*** Record list

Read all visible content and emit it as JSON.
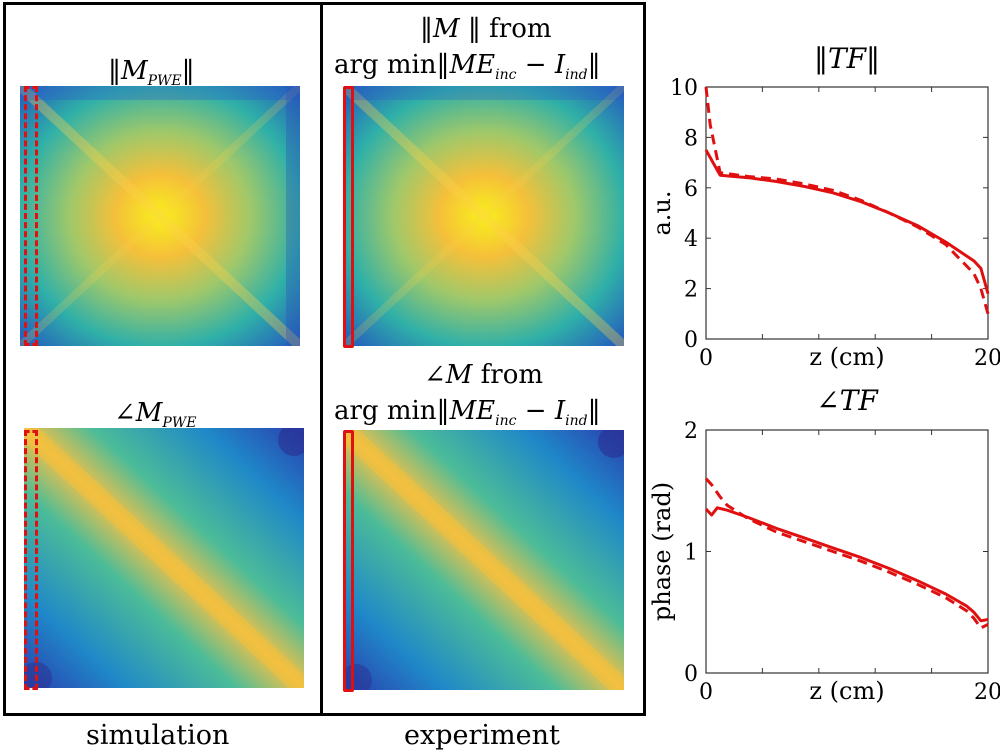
{
  "panels": {
    "simulation": {
      "label": "simulation",
      "mag_title": "‖M_PWE‖",
      "phase_title": "∠M_PWE"
    },
    "experiment": {
      "label": "experiment",
      "mag_title_line1": "‖M ‖ from",
      "mag_title_line2": "arg min‖ME_inc − I_ind‖",
      "phase_title_line1": "∠M from",
      "phase_title_line2": "arg min‖ME_inc − I_ind‖"
    }
  },
  "colors": {
    "line": "#e01010",
    "colormap": [
      "#2a3fb0",
      "#1f78c8",
      "#19a8b0",
      "#6cc080",
      "#f5b840",
      "#f8e81a"
    ]
  },
  "chart_data": [
    {
      "type": "line",
      "title": "‖TF‖",
      "xlabel": "z (cm)",
      "ylabel": "a.u.",
      "xlim": [
        0,
        20
      ],
      "ylim": [
        0,
        10
      ],
      "xticks": [
        0,
        20
      ],
      "yticks": [
        0,
        2,
        4,
        6,
        8,
        10
      ],
      "series": [
        {
          "style": "solid",
          "x": [
            0,
            1,
            3,
            5,
            7,
            9,
            11,
            13,
            15,
            17,
            19,
            19.5,
            20
          ],
          "y": [
            7.5,
            6.5,
            6.4,
            6.25,
            6.05,
            5.8,
            5.45,
            5.0,
            4.5,
            3.85,
            3.1,
            2.8,
            1.8
          ]
        },
        {
          "style": "dashed",
          "x": [
            0,
            0.3,
            1,
            3,
            5,
            7,
            9,
            11,
            13,
            15,
            17,
            19,
            19.5,
            20
          ],
          "y": [
            10,
            8.5,
            6.6,
            6.45,
            6.35,
            6.15,
            5.9,
            5.5,
            5.0,
            4.45,
            3.75,
            2.6,
            2.0,
            1.0
          ]
        }
      ]
    },
    {
      "type": "line",
      "title": "∠TF",
      "xlabel": "z (cm)",
      "ylabel": "phase (rad)",
      "xlim": [
        0,
        20
      ],
      "ylim": [
        0,
        2
      ],
      "xticks": [
        0,
        20
      ],
      "yticks": [
        0,
        1,
        2
      ],
      "series": [
        {
          "style": "solid",
          "x": [
            0,
            0.4,
            0.8,
            1.5,
            3,
            5,
            7,
            9,
            11,
            13,
            15,
            17,
            18.5,
            19,
            19.5,
            20
          ],
          "y": [
            1.35,
            1.3,
            1.36,
            1.34,
            1.28,
            1.19,
            1.11,
            1.03,
            0.95,
            0.86,
            0.76,
            0.65,
            0.55,
            0.5,
            0.43,
            0.44
          ]
        },
        {
          "style": "dashed",
          "x": [
            0,
            0.4,
            1,
            1.5,
            3,
            5,
            7,
            9,
            11,
            13,
            15,
            17,
            18.5,
            19,
            19.5,
            20
          ],
          "y": [
            1.6,
            1.55,
            1.45,
            1.38,
            1.27,
            1.16,
            1.08,
            1.0,
            0.92,
            0.83,
            0.73,
            0.62,
            0.51,
            0.45,
            0.37,
            0.4
          ]
        }
      ]
    }
  ]
}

******

### [Set problem]
Locate each line containing the string "from" and show it.

### [Task output]
      "mag_title_line1": "‖M ‖ from",
      "phase_title_line1": "∠M from",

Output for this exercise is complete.